╭─ Provided data

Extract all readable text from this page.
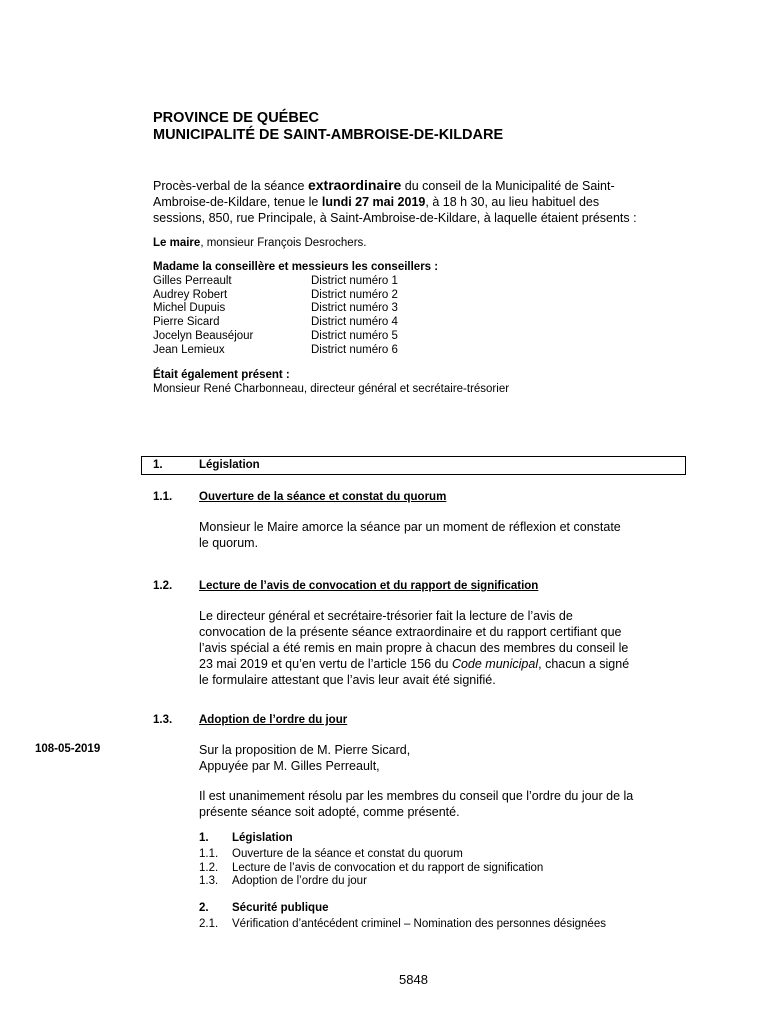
PROVINCE DE QUÉBEC
MUNICIPALITÉ DE SAINT-AMBROISE-DE-KILDARE
Procès-verbal de la séance extraordinaire du conseil de la Municipalité de Saint-
Ambroise-de-Kildare, tenue le lundi 27 mai 2019, à 18 h 30, au lieu habituel des
sessions, 850, rue Principale, à Saint-Ambroise-de-Kildare, à laquelle étaient présents :
Le maire, monsieur François Desrochers.
Madame la conseillère et messieurs les conseillers :
Gilles Perreault	District numéro 1
Audrey Robert	District numéro 2
Michel Dupuis	District numéro 3
Pierre Sicard	District numéro 4
Jocelyn Beauséjour	District numéro 5
Jean Lemieux	District numéro 6
Était également présent :
Monsieur René Charbonneau, directeur général et secrétaire-trésorier
1.	Législation
1.1. Ouverture de la séance et constat du quorum
Monsieur le Maire amorce la séance par un moment de réflexion et constate
le quorum.
1.2. Lecture de l’avis de convocation et du rapport de signification
Le directeur général et secrétaire-trésorier fait la lecture de l’avis de
convocation de la présente séance extraordinaire et du rapport certifiant que
l’avis spécial a été remis en main propre à chacun des membres du conseil le
23 mai 2019 et qu’en vertu de l’article 156 du Code municipal, chacun a signé
le formulaire attestant que l’avis leur avait été signifié.
1.3. Adoption de l’ordre du jour
108-05-2019	Sur la proposition de M. Pierre Sicard,
Appuyée par M. Gilles Perreault,
Il est unanimement résolu par les membres du conseil que l’ordre du jour de la
présente séance soit adopté, comme présenté.
1.	Législation
1.1.	Ouverture de la séance et constat du quorum
1.2.	Lecture de l’avis de convocation et du rapport de signification
1.3.	Adoption de l’ordre du jour
2.	Sécurité publique
2.1.	Vérification d’antécédent criminel – Nomination des personnes désignées
5848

╰─

### Aim of the exercise:
Restate each line of the records exactly; pictures do not belong in the copy.

### Response to this task:
Extract all readable text from this page.
PROVINCE DE QUÉBEC
MUNICIPALITÉ DE SAINT-AMBROISE-DE-KILDARE
Procès-verbal de la séance extraordinaire du conseil de la Municipalité de Saint-
Ambroise-de-Kildare, tenue le lundi 27 mai 2019, à 18 h 30, au lieu habituel des
sessions, 850, rue Principale, à Saint-Ambroise-de-Kildare, à laquelle étaient présents :
Le maire, monsieur François Desrochers.
Madame la conseillère et messieurs les conseillers :
Gilles Perreault	District numéro 1
Audrey Robert	District numéro 2
Michel Dupuis	District numéro 3
Pierre Sicard	District numéro 4
Jocelyn Beauséjour	District numéro 5
Jean Lemieux	District numéro 6
Était également présent :
Monsieur René Charbonneau, directeur général et secrétaire-trésorier
1.	Législation
1.1. Ouverture de la séance et constat du quorum
Monsieur le Maire amorce la séance par un moment de réflexion et constate
le quorum.
1.2. Lecture de l’avis de convocation et du rapport de signification
Le directeur général et secrétaire-trésorier fait la lecture de l’avis de
convocation de la présente séance extraordinaire et du rapport certifiant que
l’avis spécial a été remis en main propre à chacun des membres du conseil le
23 mai 2019 et qu’en vertu de l’article 156 du Code municipal, chacun a signé
le formulaire attestant que l’avis leur avait été signifié.
1.3. Adoption de l’ordre du jour
108-05-2019	Sur la proposition de M. Pierre Sicard,
Appuyée par M. Gilles Perreault,
Il est unanimement résolu par les membres du conseil que l’ordre du jour de la
présente séance soit adopté, comme présenté.
1.	Législation
1.1.	Ouverture de la séance et constat du quorum
1.2.	Lecture de l’avis de convocation et du rapport de signification
1.3.	Adoption de l’ordre du jour
2.	Sécurité publique
2.1.	Vérification d’antécédent criminel – Nomination des personnes désignées
5848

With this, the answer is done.